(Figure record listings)
------------------------------------------------
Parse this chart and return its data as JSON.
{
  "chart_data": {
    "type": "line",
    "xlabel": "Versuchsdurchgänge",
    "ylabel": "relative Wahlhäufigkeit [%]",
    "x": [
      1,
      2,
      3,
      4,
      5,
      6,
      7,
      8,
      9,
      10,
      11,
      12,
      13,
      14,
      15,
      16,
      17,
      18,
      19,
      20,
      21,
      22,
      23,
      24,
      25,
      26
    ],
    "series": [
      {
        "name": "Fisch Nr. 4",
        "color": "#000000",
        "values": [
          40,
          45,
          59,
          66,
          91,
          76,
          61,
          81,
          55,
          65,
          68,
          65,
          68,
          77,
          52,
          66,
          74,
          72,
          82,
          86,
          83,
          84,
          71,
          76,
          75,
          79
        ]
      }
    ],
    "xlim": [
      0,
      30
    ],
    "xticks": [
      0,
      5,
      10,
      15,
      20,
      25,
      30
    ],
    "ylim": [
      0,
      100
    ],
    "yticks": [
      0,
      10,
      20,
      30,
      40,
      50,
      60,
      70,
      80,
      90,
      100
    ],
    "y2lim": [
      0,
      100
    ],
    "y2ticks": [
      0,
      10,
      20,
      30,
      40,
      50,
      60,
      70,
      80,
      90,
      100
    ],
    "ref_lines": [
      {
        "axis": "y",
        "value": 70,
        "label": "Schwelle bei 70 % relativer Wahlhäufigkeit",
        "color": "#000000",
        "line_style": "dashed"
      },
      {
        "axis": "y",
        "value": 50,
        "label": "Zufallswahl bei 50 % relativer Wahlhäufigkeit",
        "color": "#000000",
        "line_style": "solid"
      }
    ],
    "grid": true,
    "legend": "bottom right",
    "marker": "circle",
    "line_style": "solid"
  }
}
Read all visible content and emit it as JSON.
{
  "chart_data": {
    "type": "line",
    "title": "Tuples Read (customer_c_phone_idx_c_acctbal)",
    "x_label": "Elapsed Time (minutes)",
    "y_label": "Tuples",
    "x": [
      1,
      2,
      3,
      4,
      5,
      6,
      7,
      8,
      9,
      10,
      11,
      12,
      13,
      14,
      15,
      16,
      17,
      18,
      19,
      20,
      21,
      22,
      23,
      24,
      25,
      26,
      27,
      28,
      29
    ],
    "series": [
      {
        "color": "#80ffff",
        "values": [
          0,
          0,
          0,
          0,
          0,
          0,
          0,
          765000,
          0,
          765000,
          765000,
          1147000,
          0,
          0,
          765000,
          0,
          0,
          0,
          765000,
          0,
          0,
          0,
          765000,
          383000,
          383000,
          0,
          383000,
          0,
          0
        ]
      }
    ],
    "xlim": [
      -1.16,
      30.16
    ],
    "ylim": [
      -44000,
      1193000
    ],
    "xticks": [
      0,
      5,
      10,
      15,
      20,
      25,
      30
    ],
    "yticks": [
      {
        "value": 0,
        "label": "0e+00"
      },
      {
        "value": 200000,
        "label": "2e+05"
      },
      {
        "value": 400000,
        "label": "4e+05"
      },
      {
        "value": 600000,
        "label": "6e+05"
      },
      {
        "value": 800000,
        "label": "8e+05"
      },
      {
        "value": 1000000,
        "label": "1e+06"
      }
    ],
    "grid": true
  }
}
------------------------------------------------
◆ **Exercise objective**
All of the material must be reproduced exactly.

◆ **Exercise result**
Parse this chart and return its data as JSON.
{
  "chart_data": {
    "type": "line",
    "xlabel": "Versuchsdurchgänge",
    "ylabel": "relative Wahlhäufigkeit [%]",
    "x": [
      1,
      2,
      3,
      4,
      5,
      6,
      7,
      8,
      9,
      10,
      11,
      12,
      13,
      14,
      15,
      16,
      17,
      18,
      19,
      20,
      21,
      22,
      23,
      24,
      25,
      26
    ],
    "series": [
      {
        "name": "Fisch Nr. 4",
        "color": "#000000",
        "values": [
          40,
          45,
          59,
          66,
          91,
          76,
          61,
          81,
          55,
          65,
          68,
          65,
          68,
          77,
          52,
          66,
          74,
          72,
          82,
          86,
          83,
          84,
          71,
          76,
          75,
          79
        ]
      }
    ],
    "xlim": [
      0,
      30
    ],
    "xticks": [
      0,
      5,
      10,
      15,
      20,
      25,
      30
    ],
    "ylim": [
      0,
      100
    ],
    "yticks": [
      0,
      10,
      20,
      30,
      40,
      50,
      60,
      70,
      80,
      90,
      100
    ],
    "y2lim": [
      0,
      100
    ],
    "y2ticks": [
      0,
      10,
      20,
      30,
      40,
      50,
      60,
      70,
      80,
      90,
      100
    ],
    "ref_lines": [
      {
        "axis": "y",
        "value": 70,
        "label": "Schwelle bei 70 % relativer Wahlhäufigkeit",
        "color": "#000000",
        "line_style": "dashed"
      },
      {
        "axis": "y",
        "value": 50,
        "label": "Zufallswahl bei 50 % relativer Wahlhäufigkeit",
        "color": "#000000",
        "line_style": "solid"
      }
    ],
    "grid": true,
    "legend": "bottom right",
    "marker": "circle",
    "line_style": "solid"
  }
}
Read all visible content and emit it as JSON.
{
  "chart_data": {
    "type": "line",
    "title": "Tuples Read (customer_c_phone_idx_c_acctbal)",
    "x_label": "Elapsed Time (minutes)",
    "y_label": "Tuples",
    "x": [
      1,
      2,
      3,
      4,
      5,
      6,
      7,
      8,
      9,
      10,
      11,
      12,
      13,
      14,
      15,
      16,
      17,
      18,
      19,
      20,
      21,
      22,
      23,
      24,
      25,
      26,
      27,
      28,
      29
    ],
    "series": [
      {
        "color": "#80ffff",
        "values": [
          0,
          0,
          0,
          0,
          0,
          0,
          0,
          765000,
          0,
          765000,
          765000,
          1147000,
          0,
          0,
          765000,
          0,
          0,
          0,
          765000,
          0,
          0,
          0,
          765000,
          383000,
          383000,
          0,
          383000,
          0,
          0
        ]
      }
    ],
    "xlim": [
      -1.16,
      30.16
    ],
    "ylim": [
      -44000,
      1193000
    ],
    "xticks": [
      0,
      5,
      10,
      15,
      20,
      25,
      30
    ],
    "yticks": [
      {
        "value": 0,
        "label": "0e+00"
      },
      {
        "value": 200000,
        "label": "2e+05"
      },
      {
        "value": 400000,
        "label": "4e+05"
      },
      {
        "value": 600000,
        "label": "6e+05"
      },
      {
        "value": 800000,
        "label": "8e+05"
      },
      {
        "value": 1000000,
        "label": "1e+06"
      }
    ],
    "grid": true
  }
}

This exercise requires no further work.